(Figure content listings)
* START *
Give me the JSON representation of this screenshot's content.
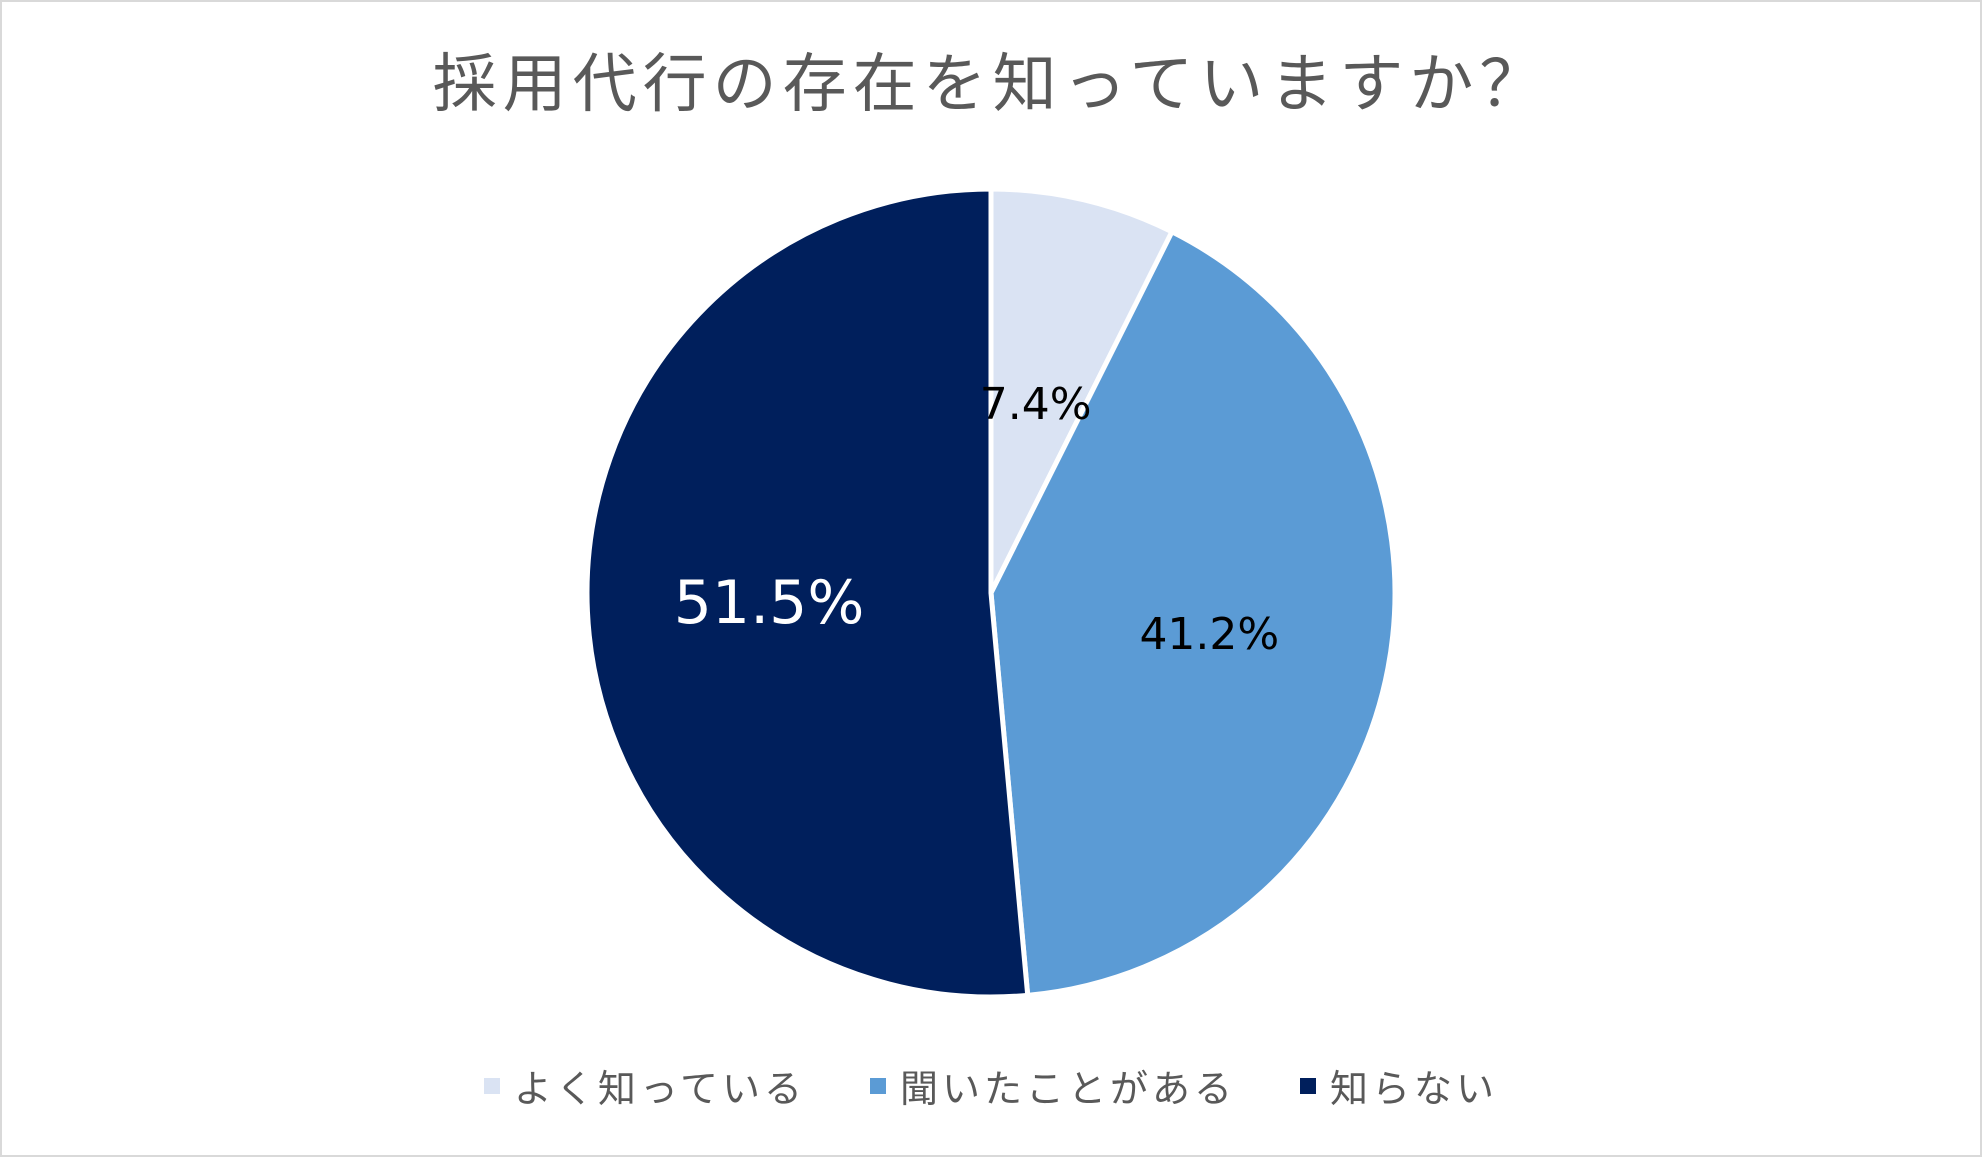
{
  "chart_data": {
    "type": "pie",
    "title": "採用代行の存在を知っていますか？",
    "unit": "%",
    "slices": [
      {
        "label": "よく知っている",
        "value": 7.4,
        "display": "7.4%",
        "color": "#dae3f3",
        "label_color": "#000000"
      },
      {
        "label": "聞いたことがある",
        "value": 41.2,
        "display": "41.2%",
        "color": "#5b9bd5",
        "label_color": "#000000"
      },
      {
        "label": "知らない",
        "value": 51.5,
        "display": "51.5%",
        "color": "#001f5c",
        "label_color": "#ffffff"
      }
    ],
    "start_angle": "12 o'clock",
    "direction": "clockwise",
    "legend_position": "bottom",
    "slice_border_color": "#ffffff"
  }
}
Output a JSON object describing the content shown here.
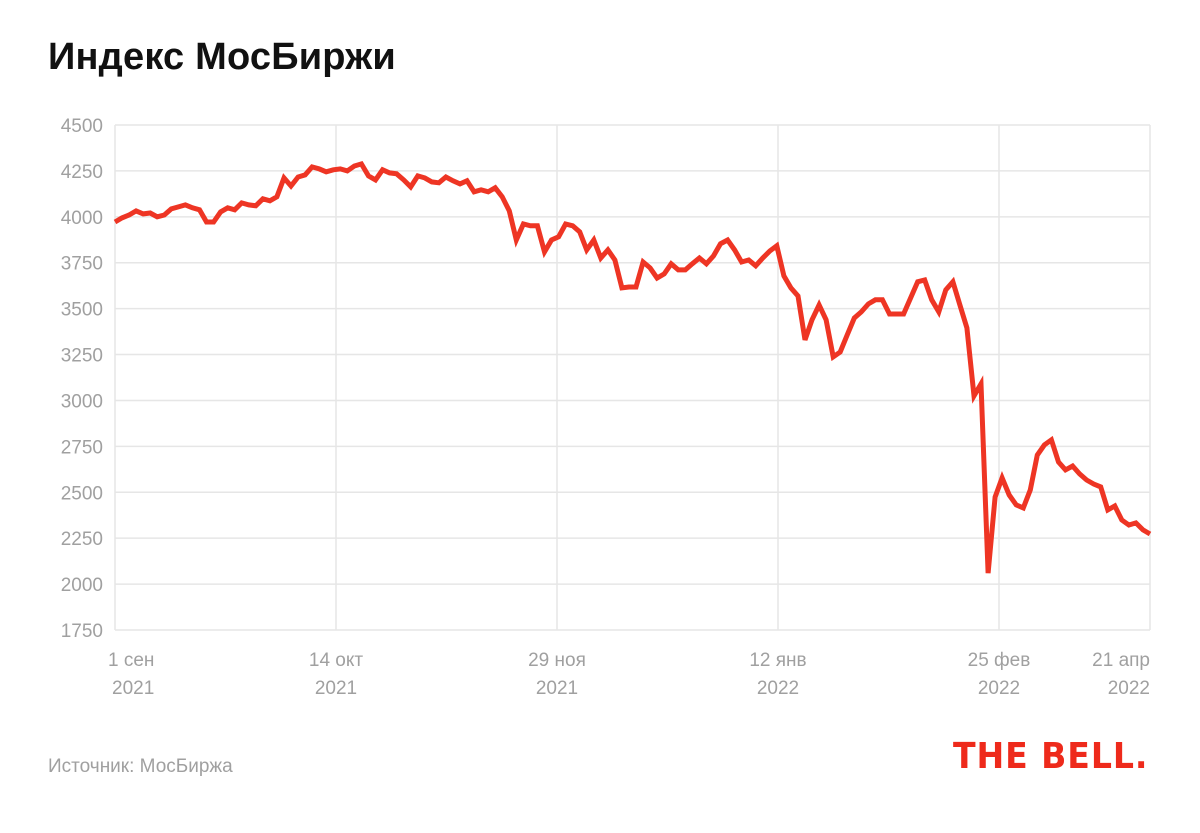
{
  "title": "Индекс МосБиржи",
  "source": "Источник: МосБиржа",
  "logo": "THE BELL.",
  "colors": {
    "line": "#ee3524",
    "grid": "#e6e6e6",
    "tick_text": "#a0a0a0",
    "logo": "#ee2a1b"
  },
  "chart_data": {
    "type": "line",
    "title": "Индекс МосБиржи",
    "xlabel": "",
    "ylabel": "",
    "ylim": [
      1750,
      4500
    ],
    "yticks": [
      1750,
      2000,
      2250,
      2500,
      2750,
      3000,
      3250,
      3500,
      3750,
      4000,
      4250,
      4500
    ],
    "xticks": [
      {
        "line1": "1 сен",
        "line2": "2021"
      },
      {
        "line1": "14 окт",
        "line2": "2021"
      },
      {
        "line1": "29 ноя",
        "line2": "2021"
      },
      {
        "line1": "12 янв",
        "line2": "2022"
      },
      {
        "line1": "25 фев",
        "line2": "2022"
      },
      {
        "line1": "21 апр",
        "line2": "2022"
      }
    ],
    "grid": true,
    "values": [
      3972,
      3994,
      4010,
      4032,
      4016,
      4021,
      4000,
      4010,
      4043,
      4054,
      4065,
      4049,
      4038,
      3972,
      3972,
      4027,
      4049,
      4038,
      4076,
      4065,
      4060,
      4098,
      4087,
      4109,
      4212,
      4168,
      4217,
      4228,
      4272,
      4261,
      4245,
      4256,
      4261,
      4250,
      4277,
      4288,
      4223,
      4201,
      4256,
      4239,
      4234,
      4201,
      4163,
      4223,
      4212,
      4190,
      4185,
      4217,
      4196,
      4179,
      4196,
      4136,
      4147,
      4136,
      4158,
      4109,
      4032,
      3874,
      3961,
      3951,
      3951,
      3809,
      3874,
      3891,
      3961,
      3951,
      3918,
      3820,
      3874,
      3776,
      3820,
      3765,
      3613,
      3618,
      3618,
      3754,
      3722,
      3667,
      3689,
      3744,
      3711,
      3711,
      3744,
      3776,
      3744,
      3787,
      3853,
      3874,
      3820,
      3754,
      3765,
      3733,
      3776,
      3814,
      3842,
      3678,
      3613,
      3569,
      3330,
      3439,
      3520,
      3439,
      3237,
      3264,
      3357,
      3449,
      3482,
      3526,
      3548,
      3548,
      3471,
      3471,
      3471,
      3558,
      3646,
      3656,
      3548,
      3482,
      3602,
      3646,
      3520,
      3395,
      3025,
      3090,
      2060,
      2474,
      2578,
      2485,
      2431,
      2415,
      2513,
      2703,
      2758,
      2785,
      2665,
      2622,
      2643,
      2600,
      2567,
      2545,
      2529,
      2404,
      2425,
      2349,
      2322,
      2333,
      2295,
      2273
    ]
  }
}
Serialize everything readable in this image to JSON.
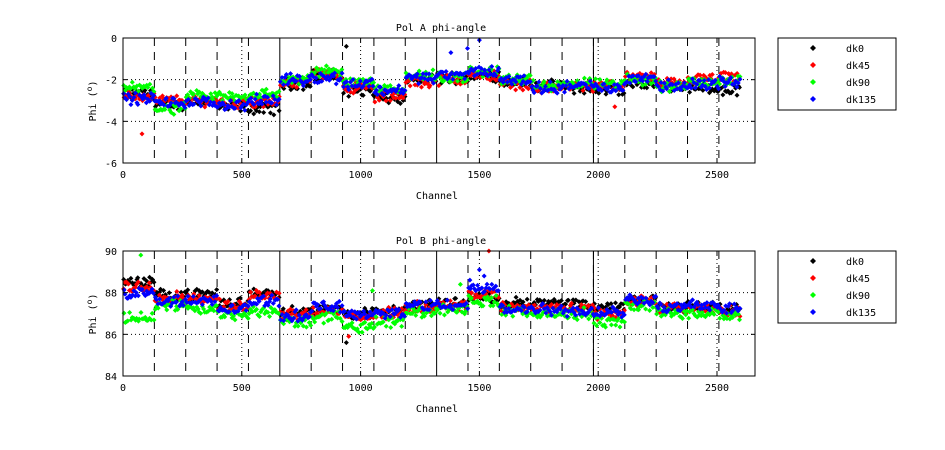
{
  "colors": {
    "dk0": "#000000",
    "dk45": "#ff0000",
    "dk90": "#00ff00",
    "dk135": "#0000ff",
    "dashed_line": "#000000",
    "dotted_grid": "#000000"
  },
  "chart_data": [
    {
      "type": "scatter",
      "title": "Pol A phi-angle",
      "xlabel": "Channel",
      "ylabel": "Phi (°)",
      "ylabel_parts": [
        "Phi (",
        "o",
        ")"
      ],
      "xlim": [
        0,
        2660
      ],
      "ylim": [
        -6,
        0
      ],
      "xticks": [
        0,
        500,
        1000,
        1500,
        2000,
        2500
      ],
      "yticks": [
        -6,
        -4,
        -2,
        0
      ],
      "xtick_labels": [
        "0",
        "500",
        "1000",
        "1500",
        "2000",
        "2500"
      ],
      "ytick_labels": [
        "-6",
        "-4",
        "-2",
        "0"
      ],
      "grid": "dotted",
      "dashed_vlines": [
        132,
        264,
        396,
        528,
        792,
        924,
        1056,
        1188,
        1452,
        1584,
        1716,
        1848,
        1980,
        2112,
        2244,
        2376,
        2508
      ],
      "solid_vlines": [
        660,
        1320,
        1980
      ],
      "legend": [
        "dk0",
        "dk45",
        "dk90",
        "dk135"
      ],
      "legend_position": "right",
      "series": [
        {
          "name": "dk0",
          "color": "#000000",
          "segments": [
            [
              0,
              132,
              -2.7
            ],
            [
              132,
              264,
              -3.2
            ],
            [
              264,
              396,
              -3.0
            ],
            [
              396,
              528,
              -3.3
            ],
            [
              528,
              660,
              -3.4
            ],
            [
              660,
              792,
              -2.2
            ],
            [
              792,
              924,
              -1.8
            ],
            [
              924,
              1056,
              -2.5
            ],
            [
              1056,
              1188,
              -2.9
            ],
            [
              1188,
              1320,
              -2.0
            ],
            [
              1320,
              1452,
              -1.9
            ],
            [
              1452,
              1584,
              -1.8
            ],
            [
              1584,
              1716,
              -2.1
            ],
            [
              1716,
              1848,
              -2.3
            ],
            [
              1848,
              1980,
              -2.4
            ],
            [
              1980,
              2112,
              -2.5
            ],
            [
              2112,
              2244,
              -2.2
            ],
            [
              2244,
              2376,
              -2.3
            ],
            [
              2376,
              2508,
              -2.4
            ],
            [
              2508,
              2596,
              -2.5
            ]
          ]
        },
        {
          "name": "dk45",
          "color": "#ff0000",
          "segments": [
            [
              0,
              132,
              -2.8
            ],
            [
              132,
              264,
              -3.0
            ],
            [
              264,
              396,
              -3.0
            ],
            [
              396,
              528,
              -3.1
            ],
            [
              528,
              660,
              -3.1
            ],
            [
              660,
              792,
              -2.1
            ],
            [
              792,
              924,
              -1.7
            ],
            [
              924,
              1056,
              -2.4
            ],
            [
              1056,
              1188,
              -2.8
            ],
            [
              1188,
              1320,
              -2.1
            ],
            [
              1320,
              1452,
              -2.0
            ],
            [
              1452,
              1584,
              -1.8
            ],
            [
              1584,
              1716,
              -2.2
            ],
            [
              1716,
              1848,
              -2.4
            ],
            [
              1848,
              1980,
              -2.3
            ],
            [
              1980,
              2112,
              -2.3
            ],
            [
              2112,
              2244,
              -1.9
            ],
            [
              2244,
              2376,
              -2.2
            ],
            [
              2376,
              2508,
              -2.0
            ],
            [
              2508,
              2596,
              -1.9
            ]
          ]
        },
        {
          "name": "dk90",
          "color": "#00ff00",
          "segments": [
            [
              0,
              132,
              -2.4
            ],
            [
              132,
              264,
              -3.4
            ],
            [
              264,
              396,
              -2.8
            ],
            [
              396,
              528,
              -2.8
            ],
            [
              528,
              660,
              -2.7
            ],
            [
              660,
              792,
              -2.0
            ],
            [
              792,
              924,
              -1.6
            ],
            [
              924,
              1056,
              -2.1
            ],
            [
              1056,
              1188,
              -2.4
            ],
            [
              1188,
              1320,
              -1.8
            ],
            [
              1320,
              1452,
              -1.9
            ],
            [
              1452,
              1584,
              -1.6
            ],
            [
              1584,
              1716,
              -2.0
            ],
            [
              1716,
              1848,
              -2.3
            ],
            [
              1848,
              1980,
              -2.2
            ],
            [
              1980,
              2112,
              -2.2
            ],
            [
              2112,
              2244,
              -2.0
            ],
            [
              2244,
              2376,
              -2.3
            ],
            [
              2376,
              2508,
              -2.1
            ],
            [
              2508,
              2596,
              -2.0
            ]
          ]
        },
        {
          "name": "dk135",
          "color": "#0000ff",
          "segments": [
            [
              0,
              132,
              -2.9
            ],
            [
              132,
              264,
              -3.1
            ],
            [
              264,
              396,
              -3.1
            ],
            [
              396,
              528,
              -3.2
            ],
            [
              528,
              660,
              -3.0
            ],
            [
              660,
              792,
              -2.0
            ],
            [
              792,
              924,
              -1.9
            ],
            [
              924,
              1056,
              -2.2
            ],
            [
              1056,
              1188,
              -2.5
            ],
            [
              1188,
              1320,
              -1.9
            ],
            [
              1320,
              1452,
              -1.8
            ],
            [
              1452,
              1584,
              -1.6
            ],
            [
              1584,
              1716,
              -2.0
            ],
            [
              1716,
              1848,
              -2.4
            ],
            [
              1848,
              1980,
              -2.3
            ],
            [
              1980,
              2112,
              -2.4
            ],
            [
              2112,
              2244,
              -1.9
            ],
            [
              2244,
              2376,
              -2.3
            ],
            [
              2376,
              2508,
              -2.2
            ],
            [
              2508,
              2596,
              -2.1
            ]
          ]
        }
      ],
      "outliers": [
        {
          "series": "dk45",
          "x": 80,
          "y": -4.6
        },
        {
          "series": "dk0",
          "x": 940,
          "y": -0.4
        },
        {
          "series": "dk135",
          "x": 1450,
          "y": -0.5
        },
        {
          "series": "dk135",
          "x": 1500,
          "y": -0.1
        },
        {
          "series": "dk135",
          "x": 1380,
          "y": -0.7
        },
        {
          "series": "dk45",
          "x": 2070,
          "y": -3.3
        },
        {
          "series": "dk0",
          "x": 950,
          "y": -2.8
        }
      ]
    },
    {
      "type": "scatter",
      "title": "Pol B phi-angle",
      "xlabel": "Channel",
      "ylabel": "Phi (°)",
      "ylabel_parts": [
        "Phi (",
        "o",
        ")"
      ],
      "xlim": [
        0,
        2660
      ],
      "ylim": [
        84,
        90
      ],
      "xticks": [
        0,
        500,
        1000,
        1500,
        2000,
        2500
      ],
      "yticks": [
        84,
        86,
        88,
        90
      ],
      "xtick_labels": [
        "0",
        "500",
        "1000",
        "1500",
        "2000",
        "2500"
      ],
      "ytick_labels": [
        "84",
        "86",
        "88",
        "90"
      ],
      "grid": "dotted",
      "dashed_vlines": [
        132,
        264,
        396,
        528,
        792,
        924,
        1056,
        1188,
        1452,
        1584,
        1716,
        1848,
        1980,
        2112,
        2244,
        2376,
        2508
      ],
      "solid_vlines": [
        660,
        1320,
        1980
      ],
      "legend": [
        "dk0",
        "dk45",
        "dk90",
        "dk135"
      ],
      "legend_position": "right",
      "series": [
        {
          "name": "dk0",
          "color": "#000000",
          "segments": [
            [
              0,
              132,
              88.5
            ],
            [
              132,
              264,
              87.9
            ],
            [
              264,
              396,
              87.9
            ],
            [
              396,
              528,
              87.5
            ],
            [
              528,
              660,
              88.0
            ],
            [
              660,
              792,
              87.1
            ],
            [
              792,
              924,
              87.2
            ],
            [
              924,
              1056,
              87.0
            ],
            [
              1056,
              1188,
              87.1
            ],
            [
              1188,
              1320,
              87.4
            ],
            [
              1320,
              1452,
              87.5
            ],
            [
              1452,
              1584,
              87.8
            ],
            [
              1584,
              1716,
              87.5
            ],
            [
              1716,
              1848,
              87.5
            ],
            [
              1848,
              1980,
              87.4
            ],
            [
              1980,
              2112,
              87.3
            ],
            [
              2112,
              2244,
              87.7
            ],
            [
              2244,
              2376,
              87.3
            ],
            [
              2376,
              2508,
              87.3
            ],
            [
              2508,
              2596,
              87.2
            ]
          ]
        },
        {
          "name": "dk45",
          "color": "#ff0000",
          "segments": [
            [
              0,
              132,
              88.3
            ],
            [
              132,
              264,
              87.8
            ],
            [
              264,
              396,
              87.7
            ],
            [
              396,
              528,
              87.4
            ],
            [
              528,
              660,
              87.9
            ],
            [
              660,
              792,
              87.0
            ],
            [
              792,
              924,
              87.1
            ],
            [
              924,
              1056,
              86.9
            ],
            [
              1056,
              1188,
              87.0
            ],
            [
              1188,
              1320,
              87.3
            ],
            [
              1320,
              1452,
              87.4
            ],
            [
              1452,
              1584,
              87.9
            ],
            [
              1584,
              1716,
              87.3
            ],
            [
              1716,
              1848,
              87.3
            ],
            [
              1848,
              1980,
              87.2
            ],
            [
              1980,
              2112,
              87.0
            ],
            [
              2112,
              2244,
              87.6
            ],
            [
              2244,
              2376,
              87.2
            ],
            [
              2376,
              2508,
              87.2
            ],
            [
              2508,
              2596,
              87.1
            ]
          ]
        },
        {
          "name": "dk90",
          "color": "#00ff00",
          "segments": [
            [
              0,
              132,
              86.8
            ],
            [
              132,
              264,
              87.4
            ],
            [
              264,
              396,
              87.2
            ],
            [
              396,
              528,
              86.9
            ],
            [
              528,
              660,
              87.1
            ],
            [
              660,
              792,
              86.6
            ],
            [
              792,
              924,
              86.8
            ],
            [
              924,
              1056,
              86.4
            ],
            [
              1056,
              1188,
              86.6
            ],
            [
              1188,
              1320,
              87.1
            ],
            [
              1320,
              1452,
              87.2
            ],
            [
              1452,
              1584,
              87.6
            ],
            [
              1584,
              1716,
              87.1
            ],
            [
              1716,
              1848,
              87.0
            ],
            [
              1848,
              1980,
              87.0
            ],
            [
              1980,
              2112,
              86.6
            ],
            [
              2112,
              2244,
              87.4
            ],
            [
              2244,
              2376,
              87.0
            ],
            [
              2376,
              2508,
              87.0
            ],
            [
              2508,
              2596,
              86.9
            ]
          ]
        },
        {
          "name": "dk135",
          "color": "#0000ff",
          "segments": [
            [
              0,
              132,
              88.0
            ],
            [
              132,
              264,
              87.6
            ],
            [
              264,
              396,
              87.6
            ],
            [
              396,
              528,
              87.2
            ],
            [
              528,
              660,
              87.6
            ],
            [
              660,
              792,
              86.9
            ],
            [
              792,
              924,
              87.3
            ],
            [
              924,
              1056,
              87.0
            ],
            [
              1056,
              1188,
              87.0
            ],
            [
              1188,
              1320,
              87.4
            ],
            [
              1320,
              1452,
              87.4
            ],
            [
              1452,
              1584,
              88.2
            ],
            [
              1584,
              1716,
              87.2
            ],
            [
              1716,
              1848,
              87.2
            ],
            [
              1848,
              1980,
              87.1
            ],
            [
              1980,
              2112,
              87.1
            ],
            [
              2112,
              2244,
              87.7
            ],
            [
              2244,
              2376,
              87.3
            ],
            [
              2376,
              2508,
              87.4
            ],
            [
              2508,
              2596,
              87.2
            ]
          ]
        }
      ],
      "outliers": [
        {
          "series": "dk90",
          "x": 75,
          "y": 89.8
        },
        {
          "series": "dk45",
          "x": 1540,
          "y": 90.0
        },
        {
          "series": "dk0",
          "x": 940,
          "y": 85.6
        },
        {
          "series": "dk45",
          "x": 950,
          "y": 85.9
        },
        {
          "series": "dk135",
          "x": 1500,
          "y": 89.1
        },
        {
          "series": "dk135",
          "x": 1520,
          "y": 88.8
        },
        {
          "series": "dk90",
          "x": 1420,
          "y": 88.4
        },
        {
          "series": "dk135",
          "x": 1460,
          "y": 88.6
        },
        {
          "series": "dk90",
          "x": 1050,
          "y": 88.1
        }
      ]
    }
  ]
}
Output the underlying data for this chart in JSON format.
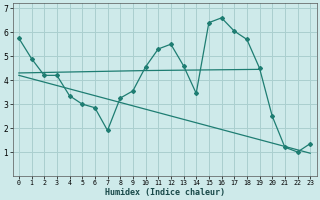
* END *
■ Exercise brief: Scan the lines above for "title", then copy every one that has it.

■ Reply:
    "title": "採用代行の存在を知っていますか？",
  "title": "Индекс МосБиржи",
    "title": "Индекс МосБиржи",
      "title": "Pol A phi-angle",
      "title": "Pol B phi-angle",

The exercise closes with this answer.